%%

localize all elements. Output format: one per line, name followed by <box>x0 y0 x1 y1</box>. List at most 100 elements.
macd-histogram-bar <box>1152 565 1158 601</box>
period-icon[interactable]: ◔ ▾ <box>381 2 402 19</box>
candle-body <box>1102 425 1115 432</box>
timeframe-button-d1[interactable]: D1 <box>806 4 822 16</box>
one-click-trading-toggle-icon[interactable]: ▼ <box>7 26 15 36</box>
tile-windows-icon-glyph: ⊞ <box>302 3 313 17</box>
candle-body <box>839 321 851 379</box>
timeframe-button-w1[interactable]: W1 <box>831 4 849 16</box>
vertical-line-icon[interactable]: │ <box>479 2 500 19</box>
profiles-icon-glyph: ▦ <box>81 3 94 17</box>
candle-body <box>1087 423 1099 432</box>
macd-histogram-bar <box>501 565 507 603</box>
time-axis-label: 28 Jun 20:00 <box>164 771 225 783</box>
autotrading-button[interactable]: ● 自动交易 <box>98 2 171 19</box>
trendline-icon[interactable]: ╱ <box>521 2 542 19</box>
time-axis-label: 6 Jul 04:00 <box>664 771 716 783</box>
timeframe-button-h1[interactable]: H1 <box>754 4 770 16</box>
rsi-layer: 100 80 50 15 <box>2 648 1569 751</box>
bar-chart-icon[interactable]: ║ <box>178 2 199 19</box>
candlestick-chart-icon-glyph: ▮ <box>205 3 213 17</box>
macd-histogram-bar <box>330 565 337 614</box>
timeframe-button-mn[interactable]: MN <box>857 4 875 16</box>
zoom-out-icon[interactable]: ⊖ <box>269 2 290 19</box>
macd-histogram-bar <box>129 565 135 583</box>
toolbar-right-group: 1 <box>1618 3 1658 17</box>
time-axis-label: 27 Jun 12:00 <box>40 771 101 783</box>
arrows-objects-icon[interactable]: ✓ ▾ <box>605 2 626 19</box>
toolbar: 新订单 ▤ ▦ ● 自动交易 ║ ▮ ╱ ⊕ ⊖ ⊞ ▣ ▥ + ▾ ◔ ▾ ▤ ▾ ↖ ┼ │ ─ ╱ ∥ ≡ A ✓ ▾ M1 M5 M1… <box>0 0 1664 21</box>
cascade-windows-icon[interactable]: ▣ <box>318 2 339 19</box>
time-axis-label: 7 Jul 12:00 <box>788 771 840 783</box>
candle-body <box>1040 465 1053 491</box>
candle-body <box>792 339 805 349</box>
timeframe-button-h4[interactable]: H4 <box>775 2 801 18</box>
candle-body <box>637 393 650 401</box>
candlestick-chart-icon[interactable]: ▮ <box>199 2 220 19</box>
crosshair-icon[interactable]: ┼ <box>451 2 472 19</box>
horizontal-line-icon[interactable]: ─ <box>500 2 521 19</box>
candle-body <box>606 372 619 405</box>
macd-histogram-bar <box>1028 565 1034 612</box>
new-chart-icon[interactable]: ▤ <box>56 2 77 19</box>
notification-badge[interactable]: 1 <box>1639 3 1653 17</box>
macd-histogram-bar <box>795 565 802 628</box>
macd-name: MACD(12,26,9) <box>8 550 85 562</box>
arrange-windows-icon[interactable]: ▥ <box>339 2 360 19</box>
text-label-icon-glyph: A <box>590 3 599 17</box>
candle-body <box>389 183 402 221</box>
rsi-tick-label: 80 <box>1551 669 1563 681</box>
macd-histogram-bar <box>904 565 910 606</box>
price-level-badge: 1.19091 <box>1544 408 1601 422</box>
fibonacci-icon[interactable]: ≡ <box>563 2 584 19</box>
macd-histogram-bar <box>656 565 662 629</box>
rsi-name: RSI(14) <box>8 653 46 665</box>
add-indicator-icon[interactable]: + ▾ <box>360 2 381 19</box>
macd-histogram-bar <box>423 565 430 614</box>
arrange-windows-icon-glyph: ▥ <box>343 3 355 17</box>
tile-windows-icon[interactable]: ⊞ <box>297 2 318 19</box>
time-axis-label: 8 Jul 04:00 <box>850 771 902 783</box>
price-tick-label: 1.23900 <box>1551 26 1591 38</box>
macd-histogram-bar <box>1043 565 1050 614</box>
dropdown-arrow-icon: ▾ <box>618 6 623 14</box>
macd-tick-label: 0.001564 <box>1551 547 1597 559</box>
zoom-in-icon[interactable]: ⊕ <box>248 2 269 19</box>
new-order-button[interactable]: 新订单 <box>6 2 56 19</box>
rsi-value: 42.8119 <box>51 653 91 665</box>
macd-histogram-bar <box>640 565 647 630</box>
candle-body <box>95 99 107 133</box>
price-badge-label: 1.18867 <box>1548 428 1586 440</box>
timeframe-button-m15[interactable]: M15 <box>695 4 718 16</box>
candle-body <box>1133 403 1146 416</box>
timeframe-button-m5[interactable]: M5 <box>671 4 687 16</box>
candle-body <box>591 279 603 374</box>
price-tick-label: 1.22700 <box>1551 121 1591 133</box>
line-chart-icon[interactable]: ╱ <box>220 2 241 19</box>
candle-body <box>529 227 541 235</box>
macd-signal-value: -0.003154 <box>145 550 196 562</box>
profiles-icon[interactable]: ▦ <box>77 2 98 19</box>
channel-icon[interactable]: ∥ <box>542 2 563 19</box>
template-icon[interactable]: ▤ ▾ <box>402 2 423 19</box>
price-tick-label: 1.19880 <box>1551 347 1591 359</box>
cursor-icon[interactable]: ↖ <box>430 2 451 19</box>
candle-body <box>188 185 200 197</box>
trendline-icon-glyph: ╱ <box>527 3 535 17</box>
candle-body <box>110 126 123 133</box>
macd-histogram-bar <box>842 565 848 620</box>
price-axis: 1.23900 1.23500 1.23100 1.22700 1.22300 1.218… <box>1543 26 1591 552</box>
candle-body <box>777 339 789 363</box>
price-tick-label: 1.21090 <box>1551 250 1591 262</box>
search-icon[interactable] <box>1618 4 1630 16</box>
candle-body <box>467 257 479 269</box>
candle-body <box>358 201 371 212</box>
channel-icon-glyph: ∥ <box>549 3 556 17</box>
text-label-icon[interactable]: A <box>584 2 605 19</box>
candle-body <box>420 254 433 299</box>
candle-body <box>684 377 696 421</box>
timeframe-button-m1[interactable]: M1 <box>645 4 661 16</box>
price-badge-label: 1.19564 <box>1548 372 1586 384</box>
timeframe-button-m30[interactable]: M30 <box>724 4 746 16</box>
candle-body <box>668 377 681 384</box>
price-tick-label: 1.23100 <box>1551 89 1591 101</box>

%%

Exercise description:
Reproduce all of the records above verbatim, line by line, with no changes.

Solution for this problem:
localize all elements. Output format: one per line, name followed by <box>x0 y0 x1 y1</box>. List at most 100 elements.
macd-histogram-bar <box>1152 565 1158 601</box>
period-icon[interactable]: ◔ ▾ <box>381 2 402 19</box>
candle-body <box>1102 425 1115 432</box>
timeframe-button-d1[interactable]: D1 <box>806 4 822 16</box>
one-click-trading-toggle-icon[interactable]: ▼ <box>7 26 15 36</box>
tile-windows-icon-glyph: ⊞ <box>302 3 313 17</box>
candle-body <box>839 321 851 379</box>
timeframe-button-w1[interactable]: W1 <box>831 4 849 16</box>
vertical-line-icon[interactable]: │ <box>479 2 500 19</box>
profiles-icon-glyph: ▦ <box>81 3 94 17</box>
candle-body <box>1087 423 1099 432</box>
macd-histogram-bar <box>501 565 507 603</box>
time-axis-label: 28 Jun 20:00 <box>164 771 225 783</box>
autotrading-button[interactable]: ● 自动交易 <box>98 2 171 19</box>
trendline-icon[interactable]: ╱ <box>521 2 542 19</box>
time-axis-label: 6 Jul 04:00 <box>664 771 716 783</box>
timeframe-button-h1[interactable]: H1 <box>754 4 770 16</box>
rsi-layer: 100 80 50 15 <box>2 648 1569 751</box>
bar-chart-icon[interactable]: ║ <box>178 2 199 19</box>
candlestick-chart-icon-glyph: ▮ <box>205 3 213 17</box>
macd-histogram-bar <box>330 565 337 614</box>
timeframe-button-mn[interactable]: MN <box>857 4 875 16</box>
zoom-out-icon[interactable]: ⊖ <box>269 2 290 19</box>
macd-histogram-bar <box>129 565 135 583</box>
toolbar-right-group: 1 <box>1618 3 1658 17</box>
time-axis-label: 27 Jun 12:00 <box>40 771 101 783</box>
arrows-objects-icon[interactable]: ✓ ▾ <box>605 2 626 19</box>
toolbar: 新订单 ▤ ▦ ● 自动交易 ║ ▮ ╱ ⊕ ⊖ ⊞ ▣ ▥ + ▾ ◔ ▾ ▤ ▾ ↖ ┼ │ ─ ╱ ∥ ≡ A ✓ ▾ M1 M5 M1… <box>0 0 1664 21</box>
cascade-windows-icon[interactable]: ▣ <box>318 2 339 19</box>
time-axis-label: 7 Jul 12:00 <box>788 771 840 783</box>
candle-body <box>1040 465 1053 491</box>
candle-body <box>792 339 805 349</box>
timeframe-button-h4[interactable]: H4 <box>775 2 801 18</box>
candle-body <box>637 393 650 401</box>
candlestick-chart-icon[interactable]: ▮ <box>199 2 220 19</box>
crosshair-icon[interactable]: ┼ <box>451 2 472 19</box>
horizontal-line-icon[interactable]: ─ <box>500 2 521 19</box>
candle-body <box>606 372 619 405</box>
macd-histogram-bar <box>1028 565 1034 612</box>
new-chart-icon[interactable]: ▤ <box>56 2 77 19</box>
notification-badge[interactable]: 1 <box>1639 3 1653 17</box>
macd-histogram-bar <box>795 565 802 628</box>
macd-name: MACD(12,26,9) <box>8 550 85 562</box>
arrange-windows-icon[interactable]: ▥ <box>339 2 360 19</box>
text-label-icon-glyph: A <box>590 3 599 17</box>
candle-body <box>389 183 402 221</box>
rsi-tick-label: 80 <box>1551 669 1563 681</box>
macd-histogram-bar <box>904 565 910 606</box>
price-level-badge: 1.19091 <box>1544 408 1601 422</box>
fibonacci-icon[interactable]: ≡ <box>563 2 584 19</box>
macd-histogram-bar <box>656 565 662 629</box>
rsi-name: RSI(14) <box>8 653 46 665</box>
add-indicator-icon[interactable]: + ▾ <box>360 2 381 19</box>
macd-histogram-bar <box>423 565 430 614</box>
arrange-windows-icon-glyph: ▥ <box>343 3 355 17</box>
tile-windows-icon[interactable]: ⊞ <box>297 2 318 19</box>
time-axis-label: 8 Jul 04:00 <box>850 771 902 783</box>
price-tick-label: 1.23900 <box>1551 26 1591 38</box>
macd-histogram-bar <box>1043 565 1050 614</box>
dropdown-arrow-icon: ▾ <box>618 6 623 14</box>
macd-tick-label: 0.001564 <box>1551 547 1597 559</box>
zoom-in-icon[interactable]: ⊕ <box>248 2 269 19</box>
new-order-button[interactable]: 新订单 <box>6 2 56 19</box>
rsi-value: 42.8119 <box>51 653 91 665</box>
macd-histogram-bar <box>640 565 647 630</box>
candle-body <box>95 99 107 133</box>
price-badge-label: 1.18867 <box>1548 428 1586 440</box>
timeframe-button-m15[interactable]: M15 <box>695 4 718 16</box>
candle-body <box>1133 403 1146 416</box>
timeframe-button-m5[interactable]: M5 <box>671 4 687 16</box>
candle-body <box>591 279 603 374</box>
price-tick-label: 1.22700 <box>1551 121 1591 133</box>
line-chart-icon[interactable]: ╱ <box>220 2 241 19</box>
candle-body <box>529 227 541 235</box>
macd-signal-value: -0.003154 <box>145 550 196 562</box>
profiles-icon[interactable]: ▦ <box>77 2 98 19</box>
channel-icon[interactable]: ∥ <box>542 2 563 19</box>
template-icon[interactable]: ▤ ▾ <box>402 2 423 19</box>
price-tick-label: 1.19880 <box>1551 347 1591 359</box>
cursor-icon[interactable]: ↖ <box>430 2 451 19</box>
candle-body <box>188 185 200 197</box>
trendline-icon-glyph: ╱ <box>527 3 535 17</box>
candle-body <box>110 126 123 133</box>
macd-histogram-bar <box>842 565 848 620</box>
price-axis: 1.23900 1.23500 1.23100 1.22700 1.22300 1.218… <box>1543 26 1591 552</box>
candle-body <box>777 339 789 363</box>
price-tick-label: 1.21090 <box>1551 250 1591 262</box>
search-icon[interactable] <box>1618 4 1630 16</box>
candle-body <box>467 257 479 269</box>
candle-body <box>358 201 371 212</box>
channel-icon-glyph: ∥ <box>549 3 556 17</box>
text-label-icon[interactable]: A <box>584 2 605 19</box>
candle-body <box>420 254 433 299</box>
candle-body <box>684 377 696 421</box>
timeframe-button-m1[interactable]: M1 <box>645 4 661 16</box>
price-badge-label: 1.19564 <box>1548 372 1586 384</box>
timeframe-button-m30[interactable]: M30 <box>724 4 746 16</box>
candle-body <box>668 377 681 384</box>
price-tick-label: 1.23100 <box>1551 89 1591 101</box>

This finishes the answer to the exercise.